** Begin The records **

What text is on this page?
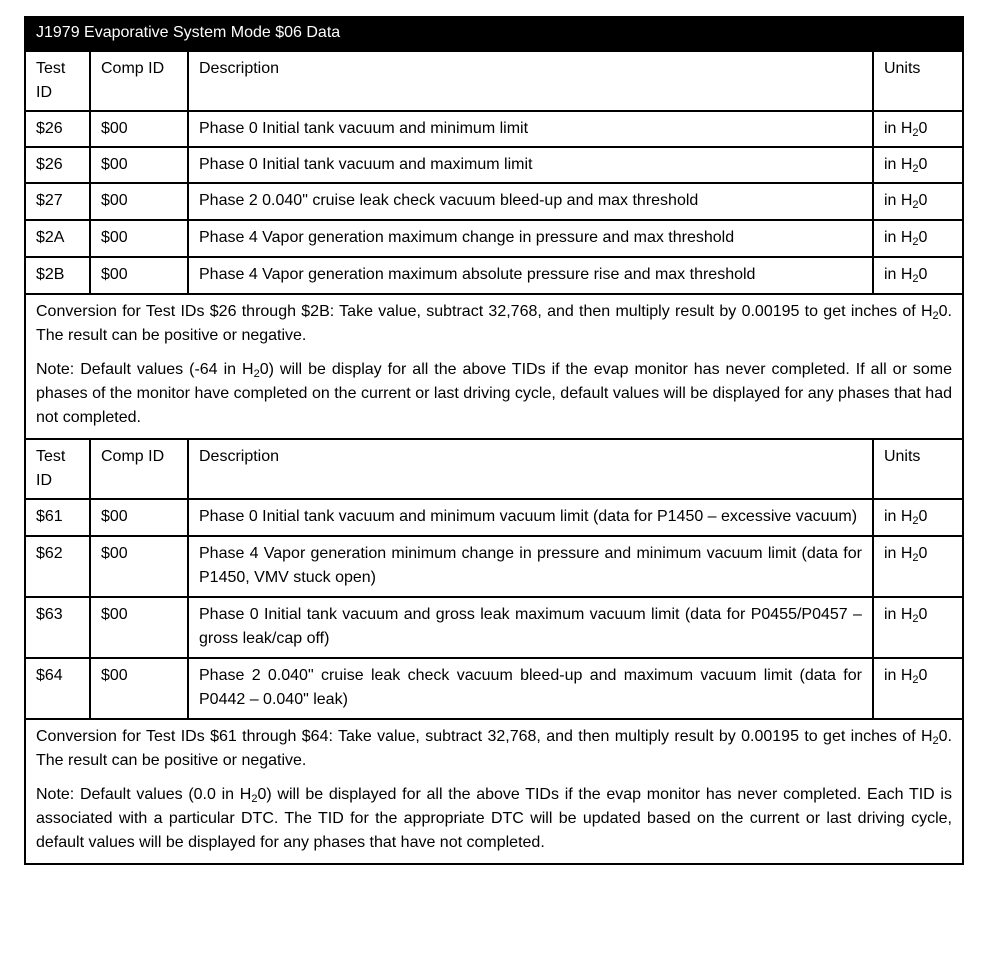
J1979 Evaporative System Mode $06 Data			
Test ID	Comp ID	Description	Units
$26	$00	Phase 0 Initial tank vacuum and minimum limit	in $H_20$
$26	$00	Phase 0 Initial tank vacuum and maximum limit	in $H_20$
$27	$00	Phase 2 0.040" cruise leak check vacuum bleed-up and max threshold	in $H_20$
$2A	$00	Phase 4 Vapor generation maximum change in pressure and max threshold	in $H_20$
$2B	$00	Phase 4 Vapor generation maximum absolute pressure rise and max threshold	in $H_20$

Conversion for Test IDs $26 through $2B: Take value, subtract 32,768, and then multiply result by 0.00195 to get inches of $H_20$. The result can be positive or negative.

Note: Default values (-64 in $H_20$) will be display for all the above TIDs if the evap monitor has never completed. If all or some phases of the monitor have completed on the current or last driving cycle, default values will be displayed for any phases that had not completed.			

Test ID	Comp ID	Description	Units
$61	$00	Phase 0 Initial tank vacuum and minimum vacuum limit (data for P1450 – excessive vacuum)	in $H_20$
$62	$00	Phase 4 Vapor generation minimum change in pressure and minimum vacuum limit (data for P1450, VMV stuck open)	in $H_20$
$63	$00	Phase 0 Initial tank vacuum and gross leak maximum vacuum limit (data for P0455/P0457 – gross leak/cap off)	in $H_20$
$64	$00	Phase 2 0.040" cruise leak check vacuum bleed-up and maximum vacuum limit (data for P0442 – 0.040" leak)	in $H_20$

Conversion for Test IDs $61 through $64: Take value, subtract 32,768, and then multiply result by 0.00195 to get inches of $H_20$. The result can be positive or negative.

Note: Default values (0.0 in $H_20$) will be displayed for all the above TIDs if the evap monitor has never completed. Each TID is associated with a particular DTC. The TID for the appropriate DTC will be updated based on the current or last driving cycle, default values will be displayed for any phases that have not completed.			
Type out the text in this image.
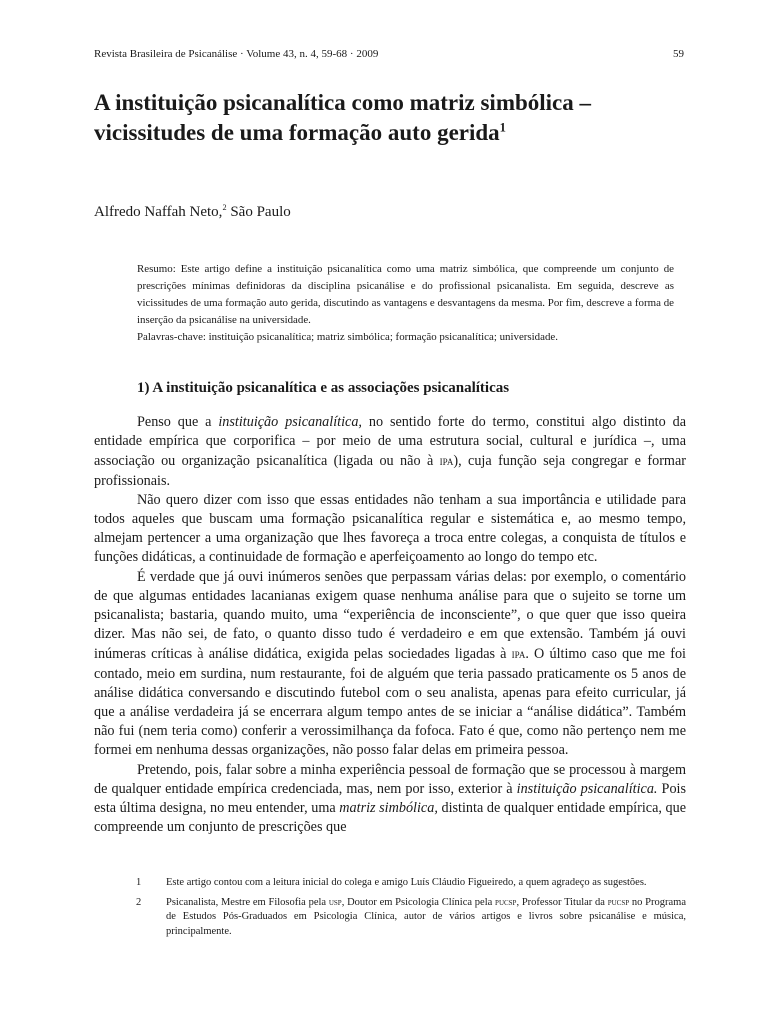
Revista Brasileira de Psicanálise · Volume 43, n. 4, 59-68 · 2009	59
A instituição psicanalítica como matriz simbólica –
vicissitudes de uma formação auto gerida$^1$

Alfredo Naffah Neto,$^2$ São Paulo

Resumo: Este artigo define a instituição psicanalítica como uma matriz simbólica, que compreende um conjunto de prescrições mínimas definidoras da disciplina psicanálise e do profissional psicanalista. Em seguida, descreve as vicissitudes de uma formação auto gerida, discutindo as vantagens e desvantagens da mesma. Por fim, descreve a forma de inserção da psicanálise na universidade.

Palavras-chave: instituição psicanalítica; matriz simbólica; formação psicanalítica; universidade.

1) A instituição psicanalítica e as associações psicanalíticas

Penso que a instituição psicanalítica, no sentido forte do termo, constitui algo distinto da entidade empírica que corporifica – por meio de uma estrutura social, cultural e jurídica –, uma associação ou organização psicanalítica (ligada ou não à ipa), cuja função seja congregar e formar profissionais.

Não quero dizer com isso que essas entidades não tenham a sua importância e utilidade para todos aqueles que buscam uma formação psicanalítica regular e sistemática e, ao mesmo tempo, almejam pertencer a uma organização que lhes favoreça a troca entre colegas, a conquista de títulos e funções didáticas, a continuidade de formação e aperfeiçoamento ao longo do tempo etc.

É verdade que já ouvi inúmeros senões que perpassam várias delas: por exemplo, o comentário de que algumas entidades lacanianas exigem quase nenhuma análise para que o sujeito se torne um psicanalista; bastaria, quando muito, uma “experiência de inconsciente”, o que quer que isso queira dizer. Mas não sei, de fato, o quanto disso tudo é verdadeiro e em que extensão. Também já ouvi inúmeras críticas à análise didática, exigida pelas sociedades ligadas à ipa. O último caso que me foi contado, meio em surdina, num restaurante, foi de alguém que teria passado praticamente os 5 anos de análise didática conversando e discutindo futebol com o seu analista, apenas para efeito curricular, já que a análise verdadeira já se encerrara algum tempo antes de se iniciar a “análise didática”. Também não fui (nem teria como) conferir a verossimilhança da fofoca. Fato é que, como não pertenço nem me formei em nenhuma dessas organizações, não posso falar delas em primeira pessoa.

Pretendo, pois, falar sobre a minha experiência pessoal de formação que se processou à margem de qualquer entidade empírica credenciada, mas, nem por isso, exterior à instituição psicanalítica. Pois esta última designa, no meu entender, uma matriz simbólica, distinta de qualquer entidade empírica, que compreende um conjunto de prescrições que

1	Este artigo contou com a leitura inicial do colega e amigo Luís Cláudio Figueiredo, a quem agradeço as sugestões.
2	Psicanalista, Mestre em Filosofia pela usp, Doutor em Psicologia Clínica pela pucsp, Professor Titular da pucsp no Programa de Estudos Pós-Graduados em Psicologia Clínica, autor de vários artigos e livros sobre psicanálise e música, principalmente.
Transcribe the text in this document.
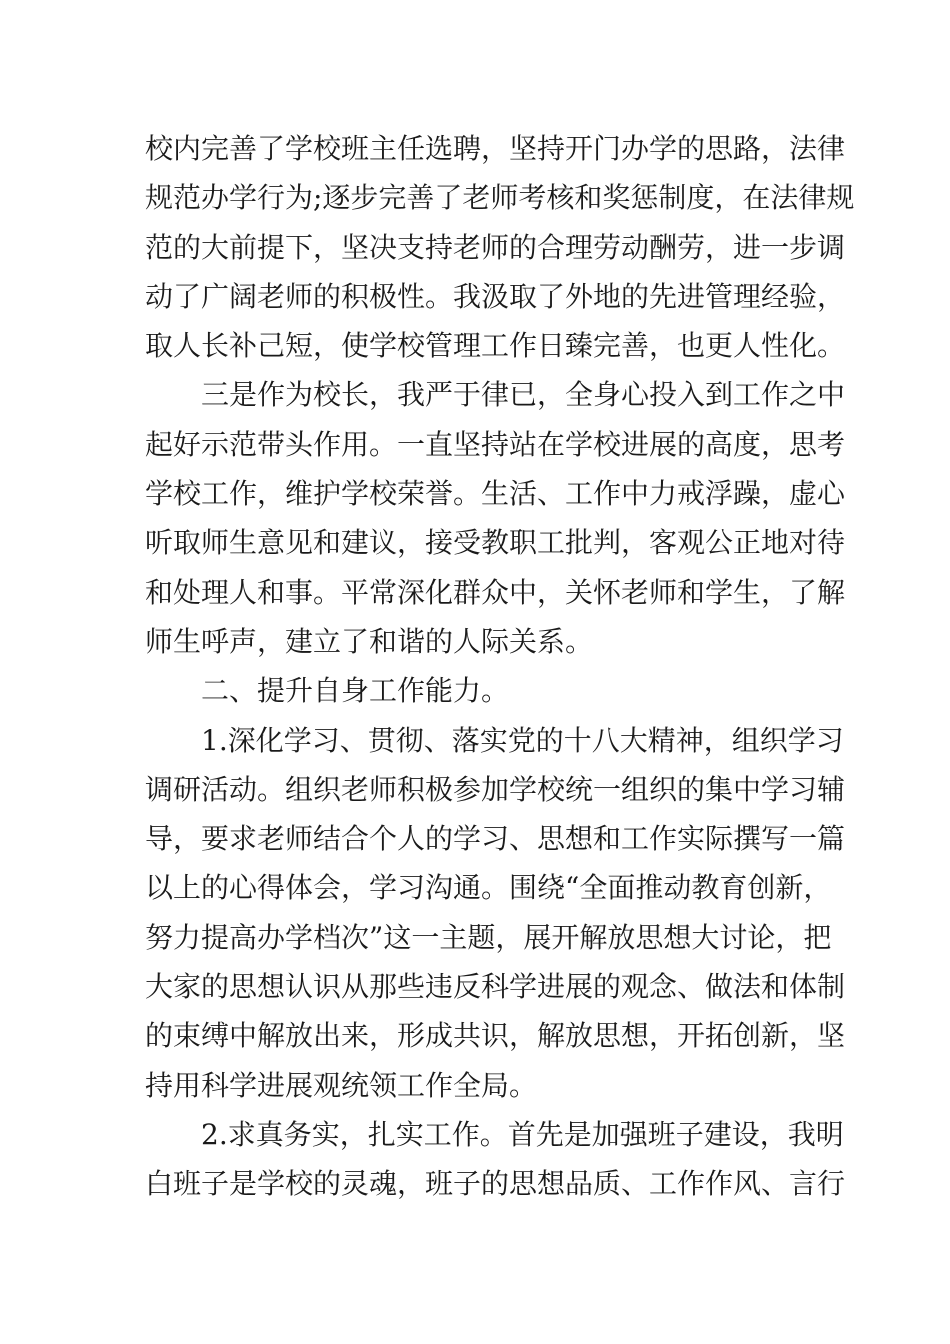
校内完善了学校班主任选聘，坚持开门办学的思路，法律
规范办学行为;逐步完善了老师考核和奖惩制度，在法律规
范的大前提下，坚决支持老师的合理劳动酬劳，进一步调
动了广阔老师的积极性。我汲取了外地的先进管理经验，
取人长补己短，使学校管理工作日臻完善，也更人性化。
三是作为校长，我严于律已，全身心投入到工作之中
起好示范带头作用。一直坚持站在学校进展的高度，思考
学校工作，维护学校荣誉。生活、工作中力戒浮躁，虚心
听取师生意见和建议，接受教职工批判，客观公正地对待
和处理人和事。平常深化群众中，关怀老师和学生，了解
师生呼声，建立了和谐的人际关系。
二、提升自身工作能力。
1.深化学习、贯彻、落实党的十八大精神，组织学习
调研活动。组织老师积极参加学校统一组织的集中学习辅
导，要求老师结合个人的学习、思想和工作实际撰写一篇
以上的心得体会，学习沟通。围绕“全面推动教育创新，
努力提高办学档次”这一主题，展开解放思想大讨论，把
大家的思想认识从那些违反科学进展的观念、做法和体制
的束缚中解放出来，形成共识，解放思想，开拓创新，坚
持用科学进展观统领工作全局。
2.求真务实，扎实工作。首先是加强班子建设，我明
白班子是学校的灵魂，班子的思想品质、工作作风、言行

** End The records **

> _Given instruction_:
Transcribe the whole listing, character for character, but not its images.

> _Problem solution_:
What text is on this page?
J1979 Evaporative System Mode $06 Data			
Test ID	Comp ID	Description	Units
$26	$00	Phase 0 Initial tank vacuum and minimum limit	in $H_20$
$26	$00	Phase 0 Initial tank vacuum and maximum limit	in $H_20$
$27	$00	Phase 2 0.040" cruise leak check vacuum bleed-up and max threshold	in $H_20$
$2A	$00	Phase 4 Vapor generation maximum change in pressure and max threshold	in $H_20$
$2B	$00	Phase 4 Vapor generation maximum absolute pressure rise and max threshold	in $H_20$

Conversion for Test IDs $26 through $2B: Take value, subtract 32,768, and then multiply result by 0.00195 to get inches of $H_20$. The result can be positive or negative.

Note: Default values (-64 in $H_20$) will be display for all the above TIDs if the evap monitor has never completed. If all or some phases of the monitor have completed on the current or last driving cycle, default values will be displayed for any phases that had not completed.			

Test ID	Comp ID	Description	Units
$61	$00	Phase 0 Initial tank vacuum and minimum vacuum limit (data for P1450 – excessive vacuum)	in $H_20$
$62	$00	Phase 4 Vapor generation minimum change in pressure and minimum vacuum limit (data for P1450, VMV stuck open)	in $H_20$
$63	$00	Phase 0 Initial tank vacuum and gross leak maximum vacuum limit (data for P0455/P0457 – gross leak/cap off)	in $H_20$
$64	$00	Phase 2 0.040" cruise leak check vacuum bleed-up and maximum vacuum limit (data for P0442 – 0.040" leak)	in $H_20$

Conversion for Test IDs $61 through $64: Take value, subtract 32,768, and then multiply result by 0.00195 to get inches of $H_20$. The result can be positive or negative.

Note: Default values (0.0 in $H_20$) will be displayed for all the above TIDs if the evap monitor has never completed. Each TID is associated with a particular DTC. The TID for the appropriate DTC will be updated based on the current or last driving cycle, default values will be displayed for any phases that have not completed.			
Type out the text in this image.
Revista Brasileira de Psicanálise · Volume 43, n. 4, 59-68 · 2009	59
A instituição psicanalítica como matriz simbólica –
vicissitudes de uma formação auto gerida$^1$

Alfredo Naffah Neto,$^2$ São Paulo

Resumo: Este artigo define a instituição psicanalítica como uma matriz simbólica, que compreende um conjunto de prescrições mínimas definidoras da disciplina psicanálise e do profissional psicanalista. Em seguida, descreve as vicissitudes de uma formação auto gerida, discutindo as vantagens e desvantagens da mesma. Por fim, descreve a forma de inserção da psicanálise na universidade.

Palavras-chave: instituição psicanalítica; matriz simbólica; formação psicanalítica; universidade.

1) A instituição psicanalítica e as associações psicanalíticas

Penso que a instituição psicanalítica, no sentido forte do termo, constitui algo distinto da entidade empírica que corporifica – por meio de uma estrutura social, cultural e jurídica –, uma associação ou organização psicanalítica (ligada ou não à ipa), cuja função seja congregar e formar profissionais.

Não quero dizer com isso que essas entidades não tenham a sua importância e utilidade para todos aqueles que buscam uma formação psicanalítica regular e sistemática e, ao mesmo tempo, almejam pertencer a uma organização que lhes favoreça a troca entre colegas, a conquista de títulos e funções didáticas, a continuidade de formação e aperfeiçoamento ao longo do tempo etc.

É verdade que já ouvi inúmeros senões que perpassam várias delas: por exemplo, o comentário de que algumas entidades lacanianas exigem quase nenhuma análise para que o sujeito se torne um psicanalista; bastaria, quando muito, uma “experiência de inconsciente”, o que quer que isso queira dizer. Mas não sei, de fato, o quanto disso tudo é verdadeiro e em que extensão. Também já ouvi inúmeras críticas à análise didática, exigida pelas sociedades ligadas à ipa. O último caso que me foi contado, meio em surdina, num restaurante, foi de alguém que teria passado praticamente os 5 anos de análise didática conversando e discutindo futebol com o seu analista, apenas para efeito curricular, já que a análise verdadeira já se encerrara algum tempo antes de se iniciar a “análise didática”. Também não fui (nem teria como) conferir a verossimilhança da fofoca. Fato é que, como não pertenço nem me formei em nenhuma dessas organizações, não posso falar delas em primeira pessoa.

Pretendo, pois, falar sobre a minha experiência pessoal de formação que se processou à margem de qualquer entidade empírica credenciada, mas, nem por isso, exterior à instituição psicanalítica. Pois esta última designa, no meu entender, uma matriz simbólica, distinta de qualquer entidade empírica, que compreende um conjunto de prescrições que

1	Este artigo contou com a leitura inicial do colega e amigo Luís Cláudio Figueiredo, a quem agradeço as sugestões.
2	Psicanalista, Mestre em Filosofia pela usp, Doutor em Psicologia Clínica pela pucsp, Professor Titular da pucsp no Programa de Estudos Pós-Graduados em Psicologia Clínica, autor de vários artigos e livros sobre psicanálise e música, principalmente.
Transcribe the text in this document.
校内完善了学校班主任选聘，坚持开门办学的思路，法律
规范办学行为;逐步完善了老师考核和奖惩制度，在法律规
范的大前提下，坚决支持老师的合理劳动酬劳，进一步调
动了广阔老师的积极性。我汲取了外地的先进管理经验，
取人长补己短，使学校管理工作日臻完善，也更人性化。
三是作为校长，我严于律已，全身心投入到工作之中
起好示范带头作用。一直坚持站在学校进展的高度，思考
学校工作，维护学校荣誉。生活、工作中力戒浮躁，虚心
听取师生意见和建议，接受教职工批判，客观公正地对待
和处理人和事。平常深化群众中，关怀老师和学生，了解
师生呼声，建立了和谐的人际关系。
二、提升自身工作能力。
1.深化学习、贯彻、落实党的十八大精神，组织学习
调研活动。组织老师积极参加学校统一组织的集中学习辅
导，要求老师结合个人的学习、思想和工作实际撰写一篇
以上的心得体会，学习沟通。围绕“全面推动教育创新，
努力提高办学档次”这一主题，展开解放思想大讨论，把
大家的思想认识从那些违反科学进展的观念、做法和体制
的束缚中解放出来，形成共识，解放思想，开拓创新，坚
持用科学进展观统领工作全局。
2.求真务实，扎实工作。首先是加强班子建设，我明
白班子是学校的灵魂，班子的思想品质、工作作风、言行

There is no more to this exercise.